** Challenge **
Search the entries below. Return every line that has "Strength" in it.

** Data supplied **
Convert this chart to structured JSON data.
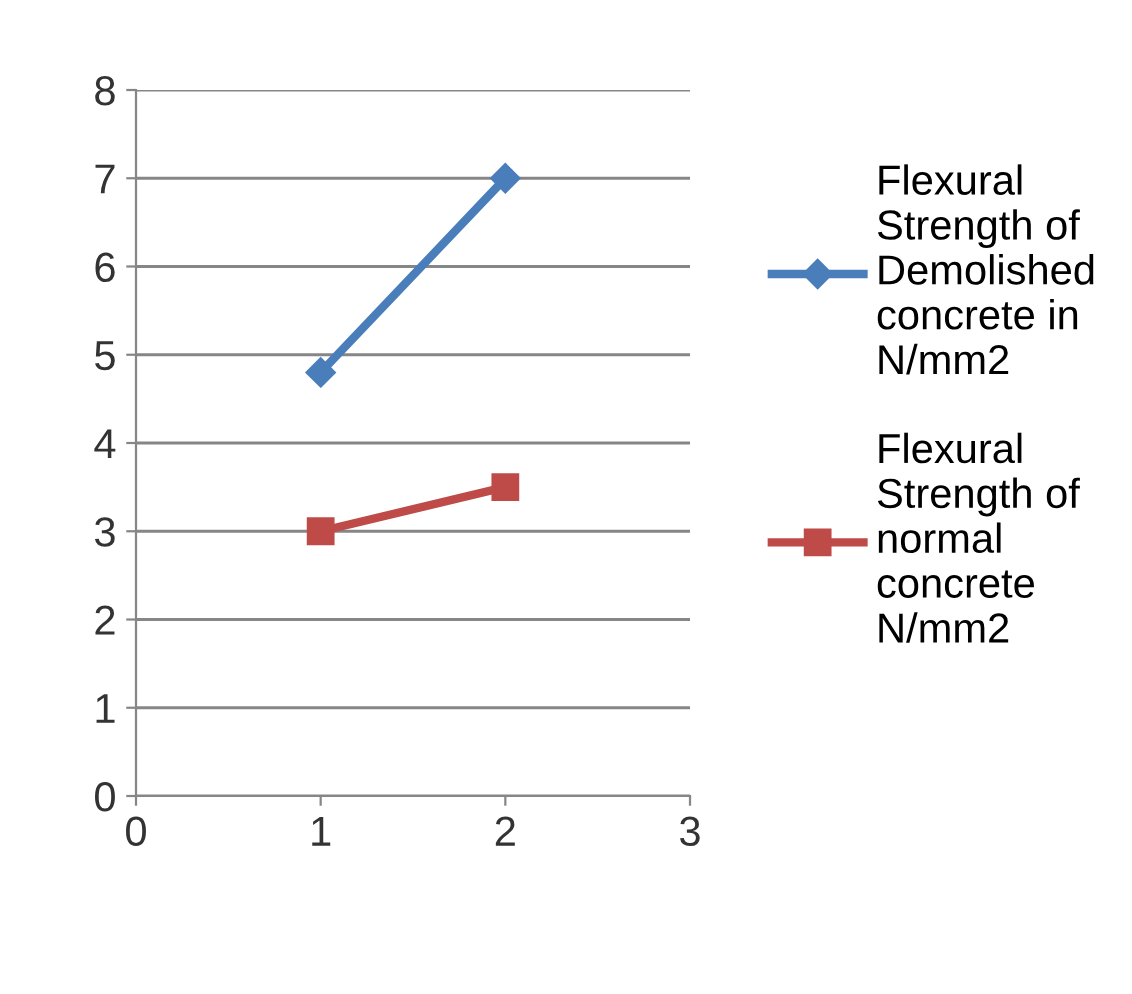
{
  "chart_data": {
    "type": "line",
    "x": [
      1,
      2
    ],
    "series": [
      {
        "name": "Flexural Strength of Demolished concrete in N/mm2",
        "color": "#4a7ebb",
        "values": [
          4.8,
          7.0
        ],
        "marker": "diamond"
      },
      {
        "name": "Flexural Strength of normal concrete N/mm2",
        "color": "#be4b48",
        "values": [
          3.0,
          3.5
        ],
        "marker": "square"
      }
    ],
    "xlim": [
      0,
      3
    ],
    "xticks": [
      0,
      1,
      2,
      3
    ],
    "ylim": [
      0,
      8
    ],
    "yticks": [
      0,
      1,
      2,
      3,
      4,
      5,
      6,
      7,
      8
    ],
    "grid": "y",
    "legend": "right",
    "line_style": "solid"
  }
}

** Finished answer **
        "name": "Flexural Strength of Demolished concrete in N/mm2",
        "name": "Flexural Strength of normal concrete N/mm2",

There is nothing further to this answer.